GOAL: Find each line with the string "Returning" and copy it.

═══ PROVIDED INFORMATION

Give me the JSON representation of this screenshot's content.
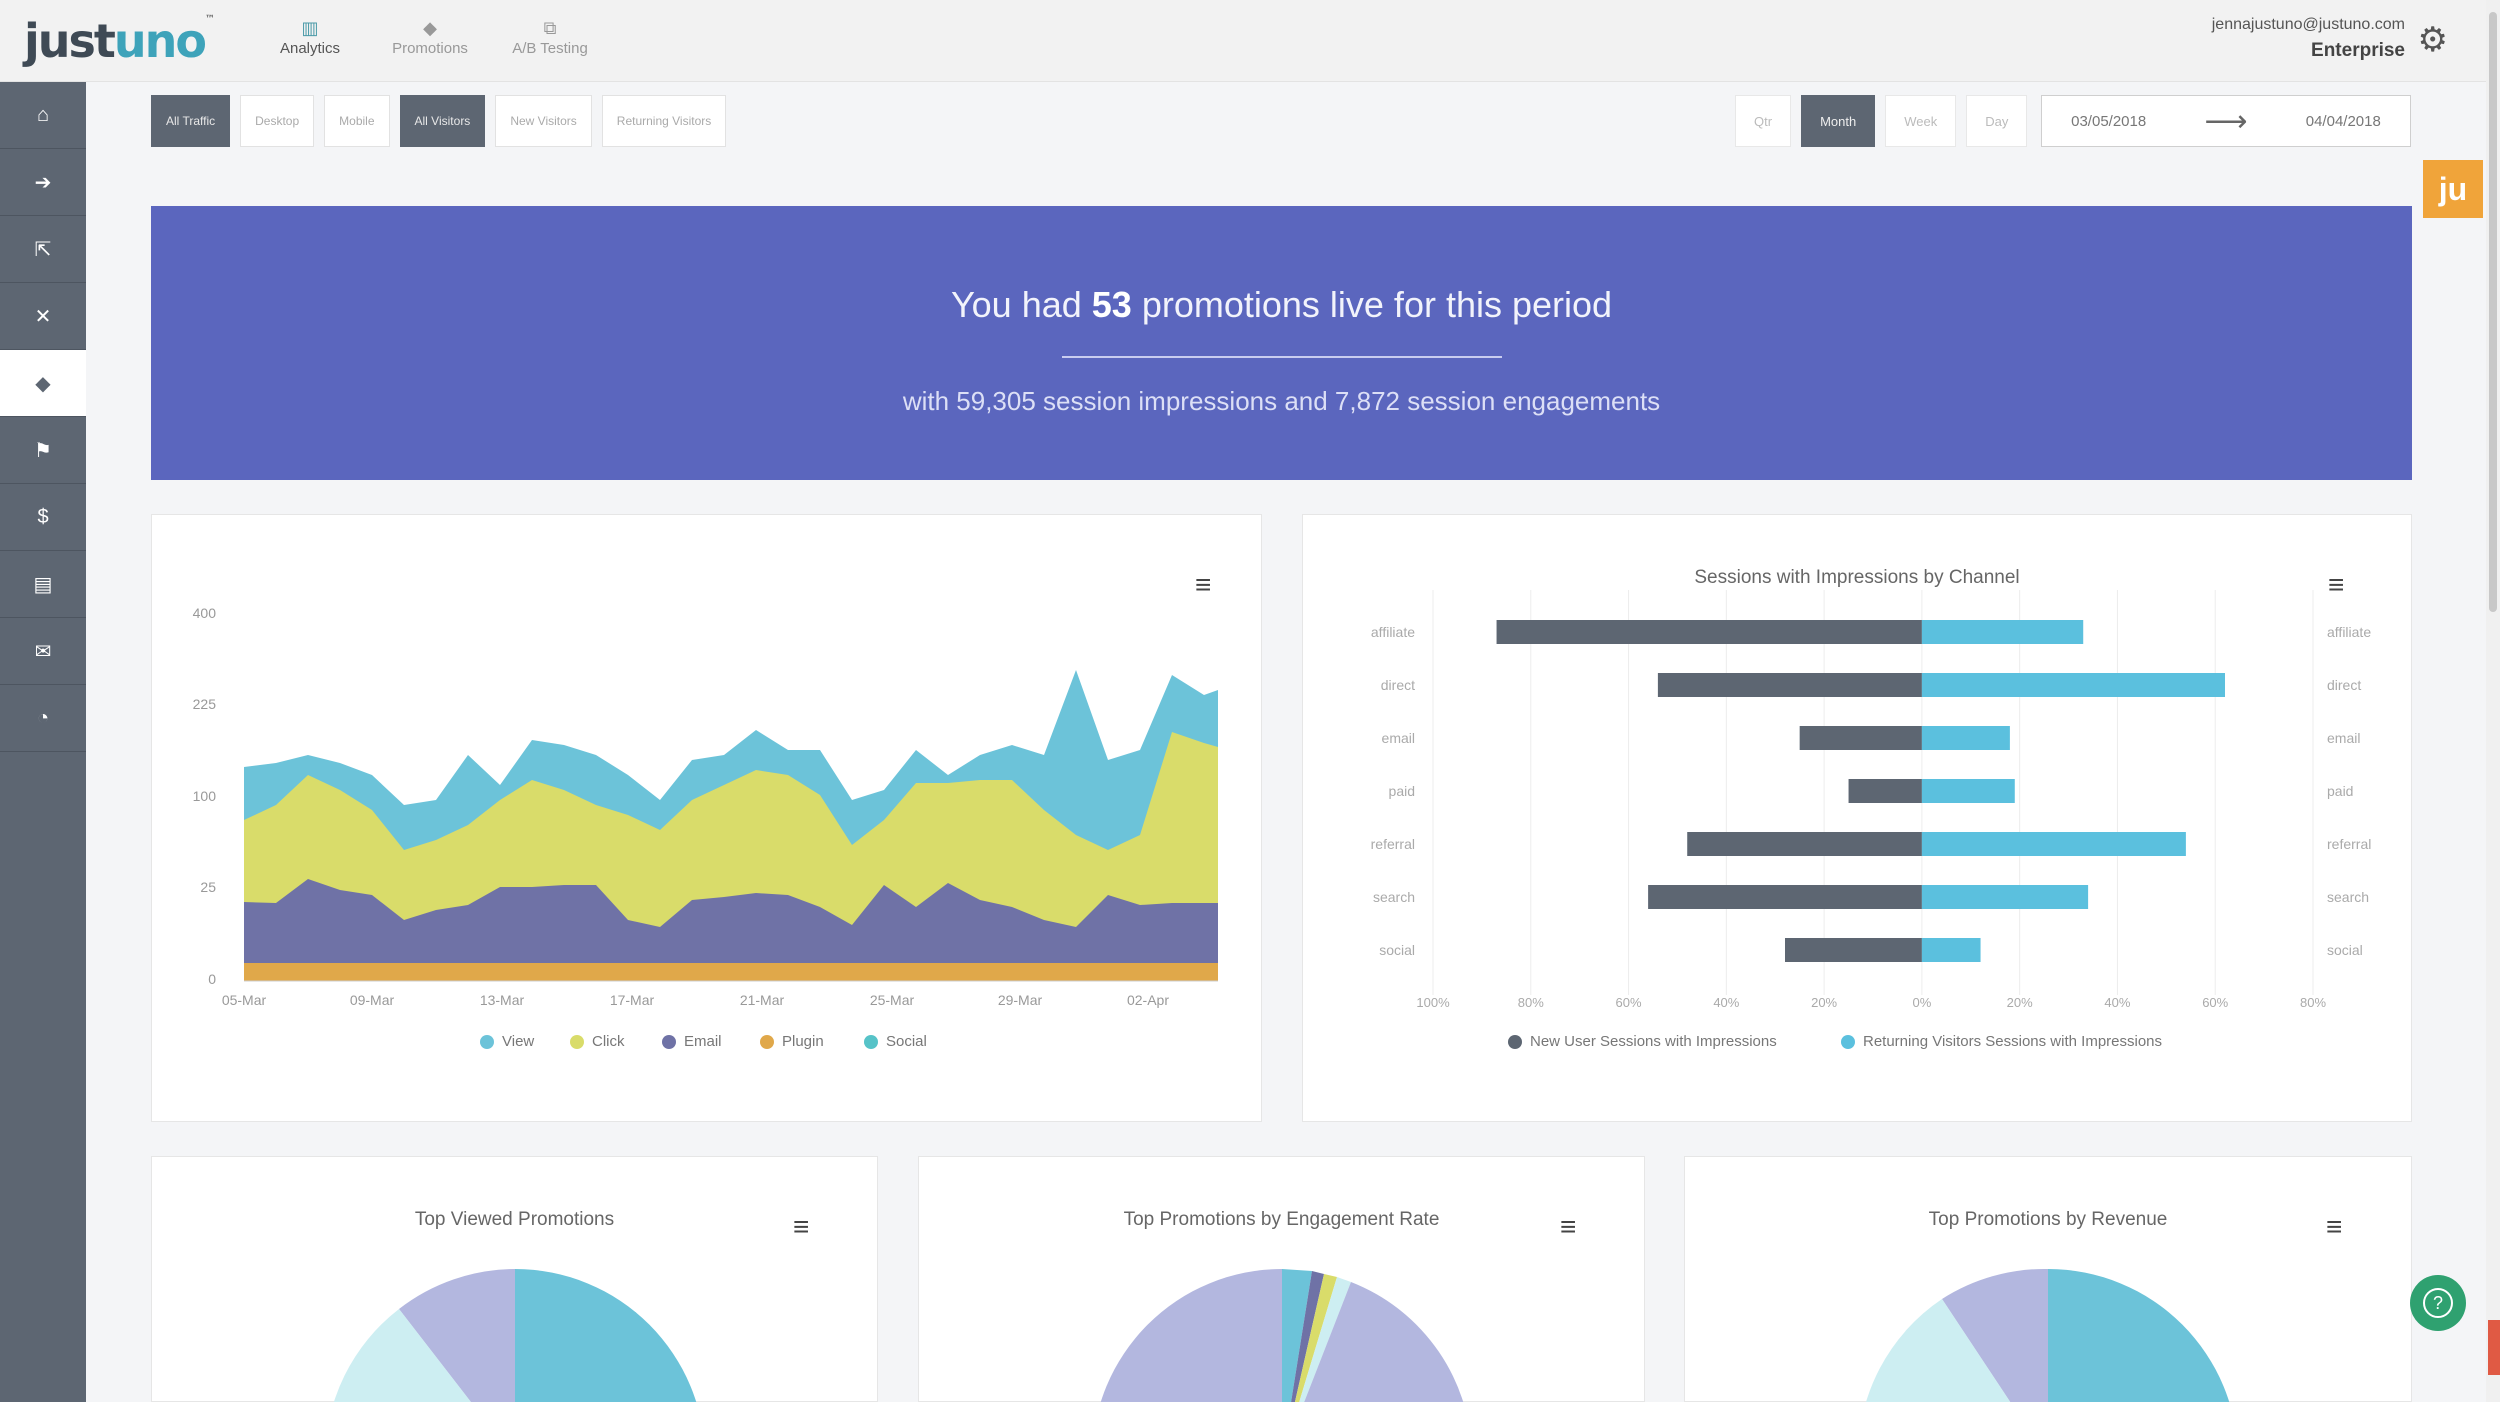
{
  "header": {
    "logo_main": "just",
    "logo_accent": "uno",
    "logo_tm": "™",
    "nav": [
      {
        "label": "Analytics",
        "icon": "bar-chart-icon",
        "active": true
      },
      {
        "label": "Promotions",
        "icon": "tag-icon",
        "active": false
      },
      {
        "label": "A/B Testing",
        "icon": "ab-testing-icon",
        "active": false
      }
    ],
    "user_email": "jennajustuno@justuno.com",
    "plan": "Enterprise"
  },
  "sidebar": {
    "items": [
      {
        "icon": "home-icon",
        "glyph": "⌂"
      },
      {
        "icon": "sign-in-icon",
        "glyph": "➔"
      },
      {
        "icon": "external-link-icon",
        "glyph": "⇱"
      },
      {
        "icon": "crosshair-icon",
        "glyph": "✕"
      },
      {
        "icon": "tag-icon",
        "glyph": "◆",
        "active": true
      },
      {
        "icon": "flag-icon",
        "glyph": "⚑"
      },
      {
        "icon": "dollar-icon",
        "glyph": "$"
      },
      {
        "icon": "cart-icon",
        "glyph": "▤"
      },
      {
        "icon": "envelope-icon",
        "glyph": "✉"
      },
      {
        "icon": "dashboard-icon",
        "glyph": "◔"
      }
    ]
  },
  "filters": {
    "traffic": [
      "All Traffic",
      "Desktop",
      "Mobile"
    ],
    "visitors": [
      "All Visitors",
      "New Visitors",
      "Returning Visitors"
    ],
    "periods": [
      "Qtr",
      "Month",
      "Week",
      "Day"
    ],
    "active_period": "Month",
    "date_from": "03/05/2018",
    "date_to": "04/04/2018"
  },
  "ju_badge": "ju",
  "banner": {
    "prefix": "You had ",
    "count": "53",
    "suffix": " promotions live for this period",
    "sub": "with 59,305 session impressions and 7,872 session engagements"
  },
  "area_chart": {
    "chart_data": {
      "type": "area",
      "stacked": true,
      "y_ticks": [
        "0",
        "25",
        "100",
        "225",
        "400"
      ],
      "x_ticks": [
        "05-Mar",
        "09-Mar",
        "13-Mar",
        "17-Mar",
        "21-Mar",
        "25-Mar",
        "29-Mar",
        "02-Apr"
      ],
      "series": [
        {
          "name": "View",
          "color": "#6cc3d9"
        },
        {
          "name": "Click",
          "color": "#d9dc6a"
        },
        {
          "name": "Email",
          "color": "#6f72a6"
        },
        {
          "name": "Plugin",
          "color": "#e0a84a"
        },
        {
          "name": "Social",
          "color": "#56c3c8"
        }
      ],
      "legend": "bottom"
    },
    "legend": [
      "View",
      "Click",
      "Email",
      "Plugin",
      "Social"
    ]
  },
  "bar_chart": {
    "title": "Sessions with Impressions by Channel",
    "chart_data": {
      "type": "bar",
      "orientation": "horizontal",
      "categories": [
        "affiliate",
        "direct",
        "email",
        "paid",
        "referral",
        "search",
        "social"
      ],
      "series": [
        {
          "name": "New User Sessions with Impressions",
          "color": "#5d6672",
          "values": [
            -87,
            -54,
            -25,
            -15,
            -48,
            -56,
            -28
          ]
        },
        {
          "name": "Returning Visitors Sessions with Impressions",
          "color": "#5bc0de",
          "values": [
            33,
            62,
            18,
            19,
            54,
            34,
            12
          ]
        }
      ],
      "x_ticks": [
        "100%",
        "80%",
        "60%",
        "40%",
        "20%",
        "0%",
        "20%",
        "40%",
        "60%",
        "80%"
      ],
      "xlim": [
        -100,
        80
      ],
      "legend": "bottom"
    },
    "legend": [
      "New User Sessions with Impressions",
      "Returning Visitors Sessions with Impressions"
    ]
  },
  "pies": [
    {
      "title": "Top Viewed Promotions"
    },
    {
      "title": "Top Promotions by Engagement Rate"
    },
    {
      "title": "Top Promotions by Revenue"
    }
  ],
  "help_glyph": "?"
}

══════

FINAL RESULT:
      "Returning Visitors"
          "name": "Returning Visitors Sessions with Impressions",
      "Returning Visitors Sessions with Impressions"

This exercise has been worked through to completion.